#### RECORD LIST:

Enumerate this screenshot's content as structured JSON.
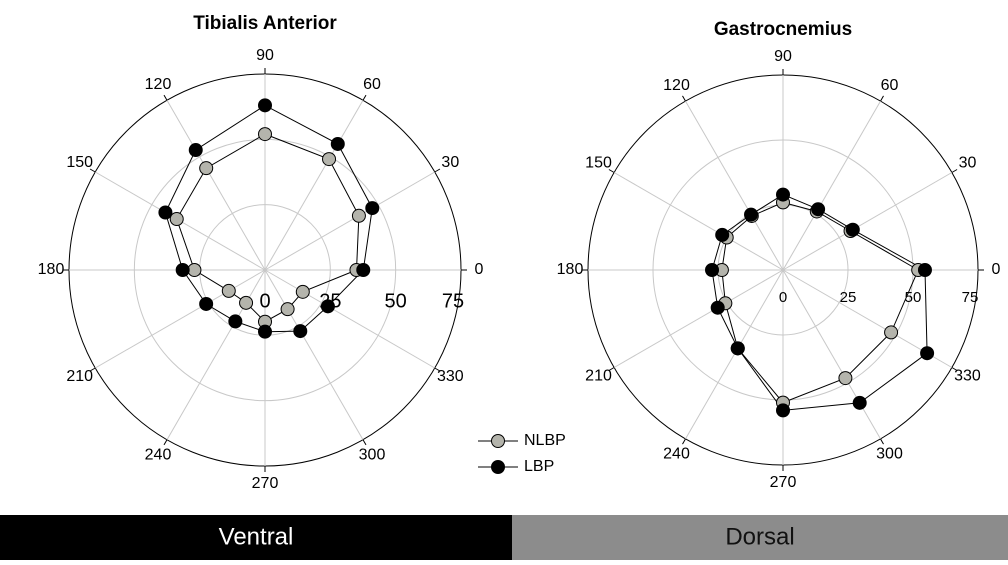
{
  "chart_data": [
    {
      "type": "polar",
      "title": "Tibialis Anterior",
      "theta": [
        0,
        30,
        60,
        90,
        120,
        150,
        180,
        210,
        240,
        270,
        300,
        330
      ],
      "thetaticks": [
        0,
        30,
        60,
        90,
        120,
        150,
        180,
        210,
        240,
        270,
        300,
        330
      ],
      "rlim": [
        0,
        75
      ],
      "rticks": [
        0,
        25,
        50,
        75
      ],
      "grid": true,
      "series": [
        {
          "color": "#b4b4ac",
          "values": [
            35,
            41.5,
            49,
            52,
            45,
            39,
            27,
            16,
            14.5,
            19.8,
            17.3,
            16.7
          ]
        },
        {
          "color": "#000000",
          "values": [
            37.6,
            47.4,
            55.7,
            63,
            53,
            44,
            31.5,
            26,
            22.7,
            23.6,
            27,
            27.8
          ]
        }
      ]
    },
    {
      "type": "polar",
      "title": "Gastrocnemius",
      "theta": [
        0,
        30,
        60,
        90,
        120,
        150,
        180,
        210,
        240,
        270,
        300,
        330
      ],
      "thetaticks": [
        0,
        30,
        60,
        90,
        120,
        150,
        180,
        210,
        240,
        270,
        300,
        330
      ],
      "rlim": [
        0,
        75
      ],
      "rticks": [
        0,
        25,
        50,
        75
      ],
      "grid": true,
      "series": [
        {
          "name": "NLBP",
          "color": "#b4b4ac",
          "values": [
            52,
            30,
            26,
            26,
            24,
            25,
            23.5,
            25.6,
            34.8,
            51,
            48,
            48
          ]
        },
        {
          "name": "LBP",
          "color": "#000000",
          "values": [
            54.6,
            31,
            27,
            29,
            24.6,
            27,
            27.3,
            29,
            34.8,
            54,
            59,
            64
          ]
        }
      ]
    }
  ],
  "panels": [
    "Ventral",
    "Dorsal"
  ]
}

#### YOUR OBJECTIVE:
Exactly as written, return every line of the listing, but not the pictures.

#### EXERCISE ANSWER:
Enumerate this screenshot's content as structured JSON.
{
  "chart_data": [
    {
      "type": "polar",
      "title": "Tibialis Anterior",
      "theta": [
        0,
        30,
        60,
        90,
        120,
        150,
        180,
        210,
        240,
        270,
        300,
        330
      ],
      "thetaticks": [
        0,
        30,
        60,
        90,
        120,
        150,
        180,
        210,
        240,
        270,
        300,
        330
      ],
      "rlim": [
        0,
        75
      ],
      "rticks": [
        0,
        25,
        50,
        75
      ],
      "grid": true,
      "series": [
        {
          "color": "#b4b4ac",
          "values": [
            35,
            41.5,
            49,
            52,
            45,
            39,
            27,
            16,
            14.5,
            19.8,
            17.3,
            16.7
          ]
        },
        {
          "color": "#000000",
          "values": [
            37.6,
            47.4,
            55.7,
            63,
            53,
            44,
            31.5,
            26,
            22.7,
            23.6,
            27,
            27.8
          ]
        }
      ]
    },
    {
      "type": "polar",
      "title": "Gastrocnemius",
      "theta": [
        0,
        30,
        60,
        90,
        120,
        150,
        180,
        210,
        240,
        270,
        300,
        330
      ],
      "thetaticks": [
        0,
        30,
        60,
        90,
        120,
        150,
        180,
        210,
        240,
        270,
        300,
        330
      ],
      "rlim": [
        0,
        75
      ],
      "rticks": [
        0,
        25,
        50,
        75
      ],
      "grid": true,
      "series": [
        {
          "name": "NLBP",
          "color": "#b4b4ac",
          "values": [
            52,
            30,
            26,
            26,
            24,
            25,
            23.5,
            25.6,
            34.8,
            51,
            48,
            48
          ]
        },
        {
          "name": "LBP",
          "color": "#000000",
          "values": [
            54.6,
            31,
            27,
            29,
            24.6,
            27,
            27.3,
            29,
            34.8,
            54,
            59,
            64
          ]
        }
      ]
    }
  ],
  "panels": [
    "Ventral",
    "Dorsal"
  ]
}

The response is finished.